• **REQUIRED TASK 1**: Repeat the data design discussion word for word.

• **DOCUMENT PASSAGE**:

Following 15/4 Zoom meeting, some required updates in the data design:

  • We will need to mention which variables based directly on Siri or GTFS and which based solely on other SiriRide variables (@EyalBerger)
  • Data types: We should add data types.
  • Naming: We will need to make sure that variables names are as they are in siri sources, e.g "service_id" is "trip_id_to_date". Who is familiar with siri sources and can help me with that task?

@EyalBerger
Copy link
Collaborator Author

I added data types and update dependencies (when variable based directly on Siri or GTFS) to the data design.

@AvivSela
Copy link
Collaborator

Hi,
I looked at SIRI 2.8. it might take some time but we will get there. there are some more fields there that come "free of charge" without the need to calculate them. Here is example of the JSON format:
ICD_SM_2_8_ver25.pdf

{
    "-version": "2.8",
    "ResponseTimestamp": "2020-10-16T06:32:30+03:00",
    "Status": "true",
    "MonitoredStopVisit": [
        {
            "RecordedAtTime": "2020-10-16T06:32:19+03:00",
            "ItemIdentifier": "1455075547",
            "MonitoringRef": "47507",
            "MonitoredVehicleJourney": {
                "LineRef": "28209",
                "DirectionRef": "1",
                "FramedVehicleJourneyRef": {
                    "DataFrameRef": "2020-10-16",
                    "DatedVehicleJourneyRef": "50698246"

[Recorded data]
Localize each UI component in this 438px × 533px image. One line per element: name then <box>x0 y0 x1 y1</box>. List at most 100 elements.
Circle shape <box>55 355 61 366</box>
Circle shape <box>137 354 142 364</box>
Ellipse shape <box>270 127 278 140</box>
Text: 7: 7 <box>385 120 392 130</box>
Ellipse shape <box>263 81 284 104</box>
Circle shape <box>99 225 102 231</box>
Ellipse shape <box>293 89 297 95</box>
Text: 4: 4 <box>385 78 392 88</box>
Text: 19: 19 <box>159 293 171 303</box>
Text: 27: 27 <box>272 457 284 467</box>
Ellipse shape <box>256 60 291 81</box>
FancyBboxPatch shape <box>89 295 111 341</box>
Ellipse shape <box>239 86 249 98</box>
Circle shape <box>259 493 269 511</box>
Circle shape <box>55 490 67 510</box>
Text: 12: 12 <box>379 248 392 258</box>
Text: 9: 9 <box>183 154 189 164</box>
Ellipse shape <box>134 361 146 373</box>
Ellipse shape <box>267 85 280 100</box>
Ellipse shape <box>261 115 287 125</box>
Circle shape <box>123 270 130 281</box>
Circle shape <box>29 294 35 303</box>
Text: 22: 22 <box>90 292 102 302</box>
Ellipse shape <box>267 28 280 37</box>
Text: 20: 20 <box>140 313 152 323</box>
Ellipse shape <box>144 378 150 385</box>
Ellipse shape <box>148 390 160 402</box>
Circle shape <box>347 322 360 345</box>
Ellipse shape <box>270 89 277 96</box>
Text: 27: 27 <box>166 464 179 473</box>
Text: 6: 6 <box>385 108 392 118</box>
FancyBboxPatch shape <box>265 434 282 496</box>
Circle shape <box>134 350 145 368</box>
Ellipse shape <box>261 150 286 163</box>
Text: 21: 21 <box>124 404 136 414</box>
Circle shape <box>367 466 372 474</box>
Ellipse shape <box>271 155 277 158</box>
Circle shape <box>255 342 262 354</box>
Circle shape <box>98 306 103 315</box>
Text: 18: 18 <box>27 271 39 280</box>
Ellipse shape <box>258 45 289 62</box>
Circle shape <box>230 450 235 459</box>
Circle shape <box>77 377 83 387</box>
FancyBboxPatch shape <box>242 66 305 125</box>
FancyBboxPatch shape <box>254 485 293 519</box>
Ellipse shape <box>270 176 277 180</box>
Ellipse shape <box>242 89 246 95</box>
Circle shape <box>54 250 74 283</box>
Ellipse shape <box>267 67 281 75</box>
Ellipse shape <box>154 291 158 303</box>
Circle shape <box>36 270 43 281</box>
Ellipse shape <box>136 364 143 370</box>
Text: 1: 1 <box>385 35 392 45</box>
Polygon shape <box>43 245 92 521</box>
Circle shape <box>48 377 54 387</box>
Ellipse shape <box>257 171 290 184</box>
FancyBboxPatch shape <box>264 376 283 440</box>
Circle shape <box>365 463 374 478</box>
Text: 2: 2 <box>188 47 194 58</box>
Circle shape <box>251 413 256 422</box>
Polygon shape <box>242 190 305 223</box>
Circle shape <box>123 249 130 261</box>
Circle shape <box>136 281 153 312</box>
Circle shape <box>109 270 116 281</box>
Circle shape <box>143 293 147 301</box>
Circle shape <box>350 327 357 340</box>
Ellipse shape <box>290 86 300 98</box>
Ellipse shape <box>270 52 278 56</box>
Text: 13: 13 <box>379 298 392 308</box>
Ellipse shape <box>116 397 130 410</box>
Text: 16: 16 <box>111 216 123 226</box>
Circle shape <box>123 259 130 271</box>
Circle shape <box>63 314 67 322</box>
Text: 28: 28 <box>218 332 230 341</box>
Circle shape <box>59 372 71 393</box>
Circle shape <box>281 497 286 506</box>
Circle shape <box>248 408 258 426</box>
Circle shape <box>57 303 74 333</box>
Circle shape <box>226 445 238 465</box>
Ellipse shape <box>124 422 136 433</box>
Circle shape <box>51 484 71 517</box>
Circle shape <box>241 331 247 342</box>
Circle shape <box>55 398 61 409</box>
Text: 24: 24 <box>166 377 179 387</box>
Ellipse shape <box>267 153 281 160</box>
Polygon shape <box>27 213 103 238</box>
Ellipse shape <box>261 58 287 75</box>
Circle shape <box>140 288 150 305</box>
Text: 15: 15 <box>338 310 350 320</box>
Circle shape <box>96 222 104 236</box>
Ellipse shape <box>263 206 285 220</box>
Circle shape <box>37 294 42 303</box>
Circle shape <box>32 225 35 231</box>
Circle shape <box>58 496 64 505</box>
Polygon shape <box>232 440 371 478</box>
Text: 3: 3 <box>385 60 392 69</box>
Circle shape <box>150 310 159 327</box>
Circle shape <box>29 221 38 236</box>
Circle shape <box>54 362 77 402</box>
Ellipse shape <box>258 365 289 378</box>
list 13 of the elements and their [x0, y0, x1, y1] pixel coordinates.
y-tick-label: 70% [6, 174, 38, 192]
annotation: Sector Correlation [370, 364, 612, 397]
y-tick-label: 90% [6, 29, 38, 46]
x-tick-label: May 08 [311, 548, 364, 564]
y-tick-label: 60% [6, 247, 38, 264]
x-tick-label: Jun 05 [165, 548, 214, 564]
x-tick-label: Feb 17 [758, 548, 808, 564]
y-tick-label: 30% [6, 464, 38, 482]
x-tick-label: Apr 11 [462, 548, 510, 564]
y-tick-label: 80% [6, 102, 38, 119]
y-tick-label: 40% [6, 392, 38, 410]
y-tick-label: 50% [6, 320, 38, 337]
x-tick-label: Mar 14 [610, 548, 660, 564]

• **REQUIRED TASK 2**: Reproduce the entries verbatim from their first line up to and including the line with "Text: 6: 6 <box>385 108 392 118</box>".

• **PROBLEM SOLUTION 1**:
Following 15/4 Zoom meeting, some required updates in the data design:

  • We will need to mention which variables based directly on Siri or GTFS and which based solely on other SiriRide variables (@EyalBerger)
  • Data types: We should add data types.
  • Naming: We will need to make sure that variables names are as they are in siri sources, e.g "service_id" is "trip_id_to_date". Who is familiar with siri sources and can help me with that task?

@EyalBerger
Copy link
Collaborator Author

I added data types and update dependencies (when variable based directly on Siri or GTFS) to the data design.

@AvivSela
Copy link
Collaborator

Hi,
I looked at SIRI 2.8. it might take some time but we will get there. there are some more fields there that come "free of charge" without the need to calculate them. Here is example of the JSON format:
ICD_SM_2_8_ver25.pdf

{
    "-version": "2.8",
    "ResponseTimestamp": "2020-10-16T06:32:30+03:00",
    "Status": "true",
    "MonitoredStopVisit": [
        {
            "RecordedAtTime": "2020-10-16T06:32:19+03:00",
            "ItemIdentifier": "1455075547",
            "MonitoringRef": "47507",
            "MonitoredVehicleJourney": {
                "LineRef": "28209",
                "DirectionRef": "1",
                "FramedVehicleJourneyRef": {
                    "DataFrameRef": "2020-10-16",
                    "DatedVehicleJourneyRef": "50698246"

• **PROBLEM SOLUTION 2**:
Localize each UI component in this 438px × 533px image. One line per element: name then <box>x0 y0 x1 y1</box>. List at most 100 elements.
Circle shape <box>55 355 61 366</box>
Circle shape <box>137 354 142 364</box>
Ellipse shape <box>270 127 278 140</box>
Text: 7: 7 <box>385 120 392 130</box>
Ellipse shape <box>263 81 284 104</box>
Circle shape <box>99 225 102 231</box>
Ellipse shape <box>293 89 297 95</box>
Text: 4: 4 <box>385 78 392 88</box>
Text: 19: 19 <box>159 293 171 303</box>
Text: 27: 27 <box>272 457 284 467</box>
Ellipse shape <box>256 60 291 81</box>
FancyBboxPatch shape <box>89 295 111 341</box>
Ellipse shape <box>239 86 249 98</box>
Circle shape <box>259 493 269 511</box>
Circle shape <box>55 490 67 510</box>
Text: 12: 12 <box>379 248 392 258</box>
Text: 9: 9 <box>183 154 189 164</box>
Ellipse shape <box>134 361 146 373</box>
Ellipse shape <box>267 85 280 100</box>
Ellipse shape <box>261 115 287 125</box>
Circle shape <box>123 270 130 281</box>
Circle shape <box>29 294 35 303</box>
Text: 22: 22 <box>90 292 102 302</box>
Ellipse shape <box>267 28 280 37</box>
Text: 20: 20 <box>140 313 152 323</box>
Ellipse shape <box>144 378 150 385</box>
Ellipse shape <box>148 390 160 402</box>
Circle shape <box>347 322 360 345</box>
Ellipse shape <box>270 89 277 96</box>
Text: 27: 27 <box>166 464 179 473</box>
Text: 6: 6 <box>385 108 392 118</box>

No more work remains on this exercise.